- **Page**:
A blog for discussions on media, political and cultural issues of South Asian and international significance

Tuesday, June 23, 2009

Some Thoughts on Food Inc

I recently caught a showing of the fascinating documentary Food Inc. There’s been enough pre- (and post-) release buzz generated for it already, so there’s little need to summarize its contents. While hardly novel in its scathing indictment of the way food is produced in America (and increasingly, across the world), what is truly significant about the movie is that it incorporates, virtually wholesale, all the different sorts of charges which are leveled against agribusiness and industrial food production. In its brief 90 minutes running time, the movie highlights the cultural critique of Western food production (think Michael Pollan in In Defense of Food), the consumerist critique (Eric Schlosser in Fast Food Nation), makes an effort to outline the disastrous environmental effects of meat production and over-dependence on corn (King Corn), the industrial roots of the obesity epidemic (Pollan, Omnivore’s Dilemma; The Future of Food), and the unhealthy influence which food producers (and retailers) wield over regulatory authorities in federal government, and in many of the states (The World According to Monsanto). Towards the end, it even manages to touch upon the impact American food manufacture has upon global food shortages.

Additionally, unlike the documentaries produced by militant environmentalist/animal rights groups, Food Inc. isn’t concerned solely with providing the viewer with a series of graphic images aimed at bludgeoning her into shocked revulsion. Its makers are far smarter than that, while there is plenty of animal cruelty on display in the movie (a healthy proportion of its footage is taken in slaughterhouses and chicken coops), the blood and guts are interspersed with plenty of reasoned discussion by production reform proponents (Pollan and Schlosser are given the most screen time), sustainable agriculturalists, organic food producers, animal husbandry lobbyists (though they are under-represented, most of the corporations whose activities are exposed in the movie were reluctant to be interviewed), and in what must be a notable coup, Walmart management. Through the sheer diversity of critical viewpoints presented, therefore, the filmmakers manage to provide something relevant for people of different ethical, political and gustatory persuasions.

- **Raw data**:
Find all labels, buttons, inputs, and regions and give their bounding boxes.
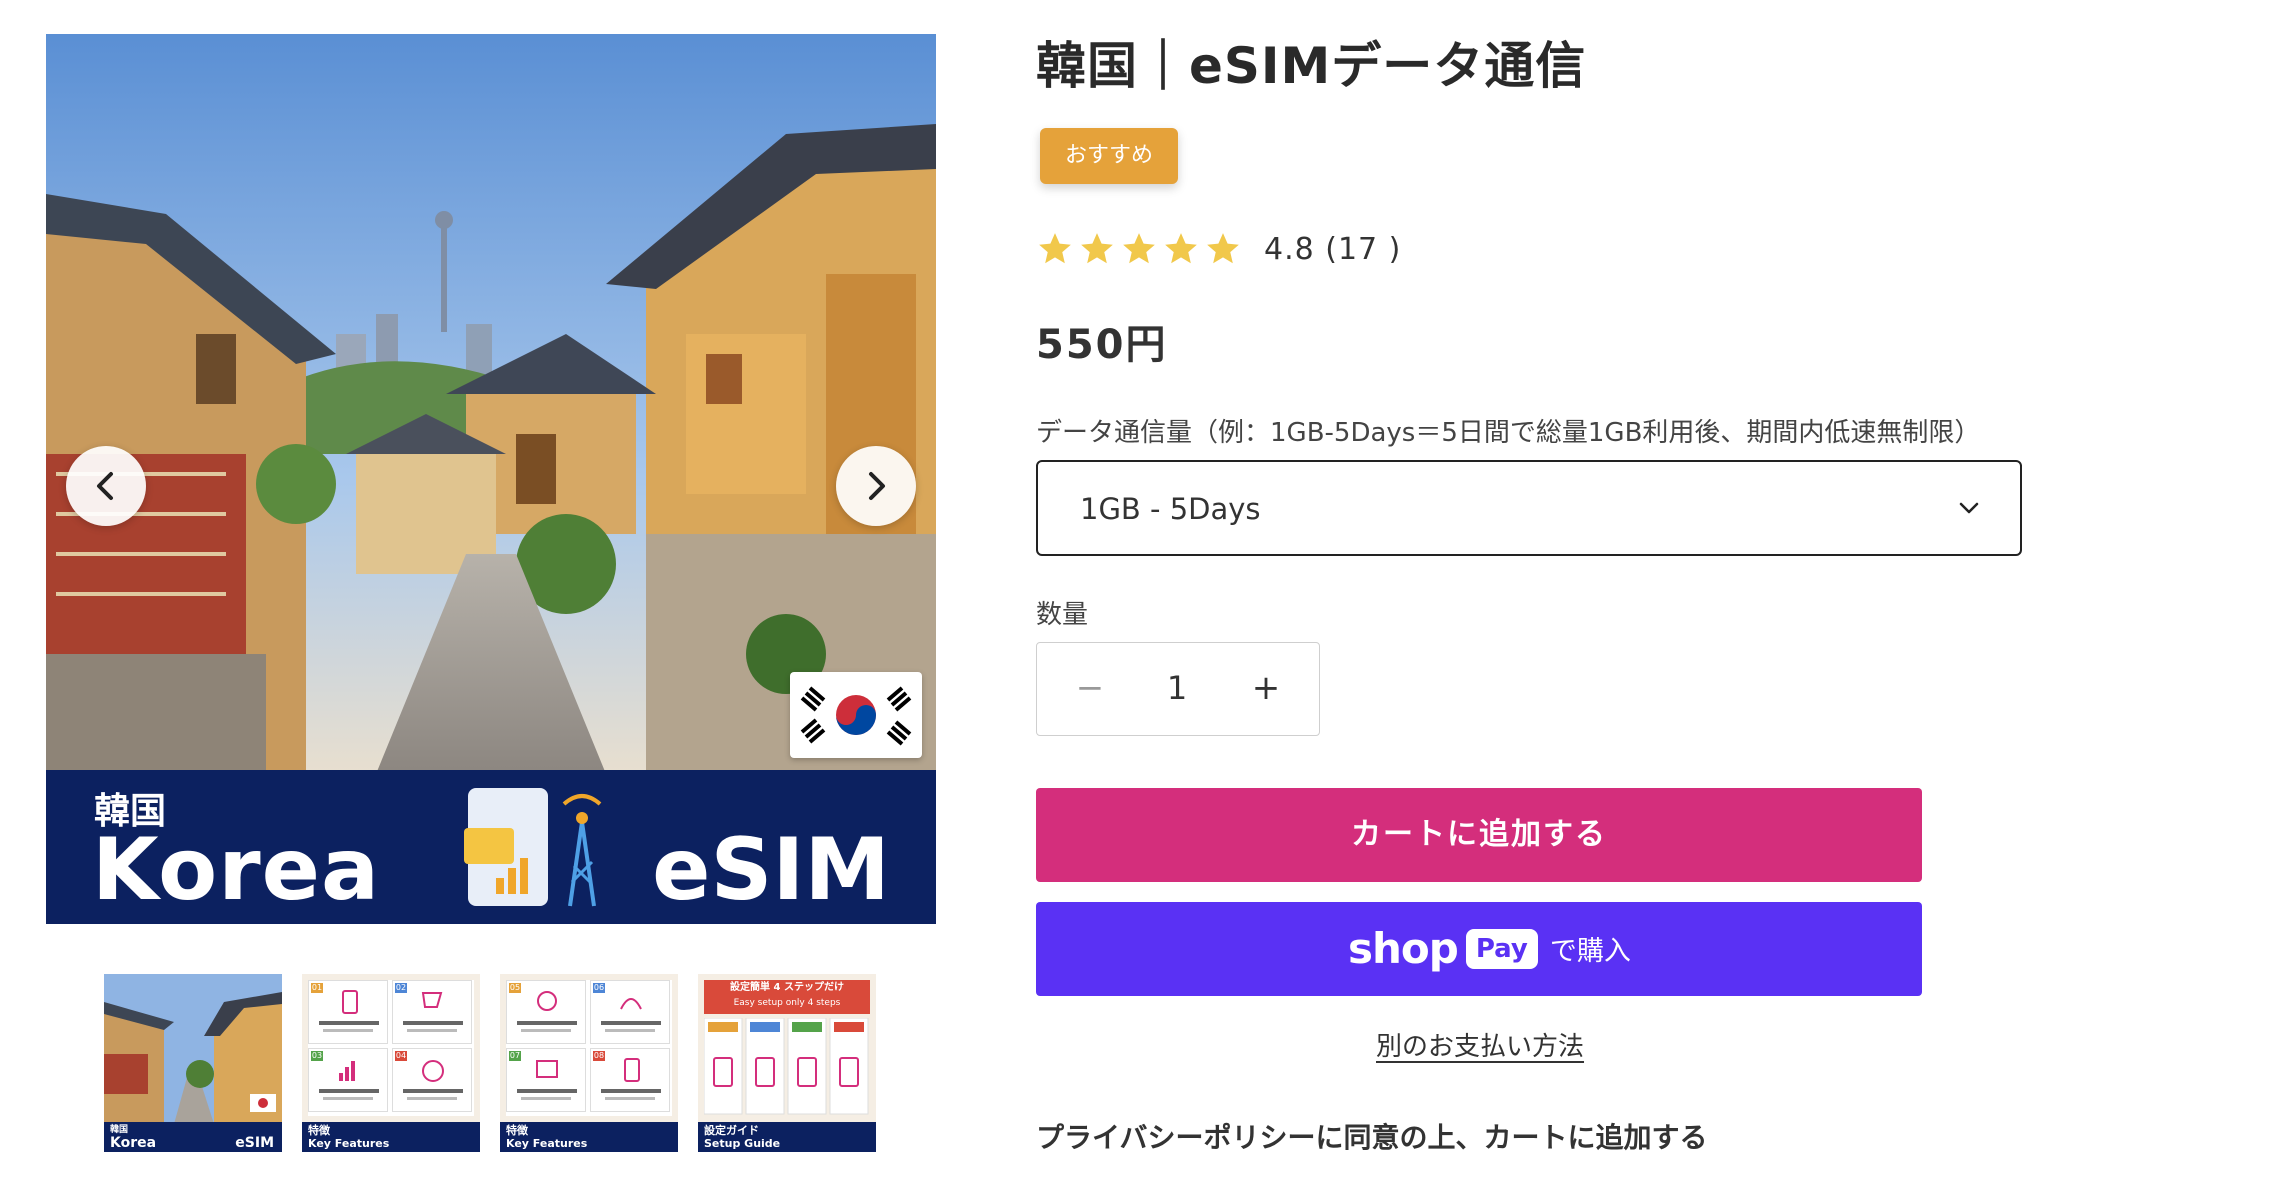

- **Job 1**:
Check each statement against the Food Inc post and answer yes or no, quoting the words from the post that settle it: (a) The movie runs 90 minutes. (b) Most of the corporations shown in the movie agreed to be interviewed. (c) Pollan and Schlosser get the most screen time.
- **Job 2**:
According to the Food Inc post, which book by Eric Schlosser stands for the consumerist critique?

- **Worked answer 1**:
(a) Yes: "In its brief 90 minutes running time"
(b) No: "most of the corporations whose activities are exposed in the movie were reluctant to be interviewed"
(c) Yes: "Pollan and Schlosser are given the most screen time"

- **Worked answer 2**:
Fast Food Nation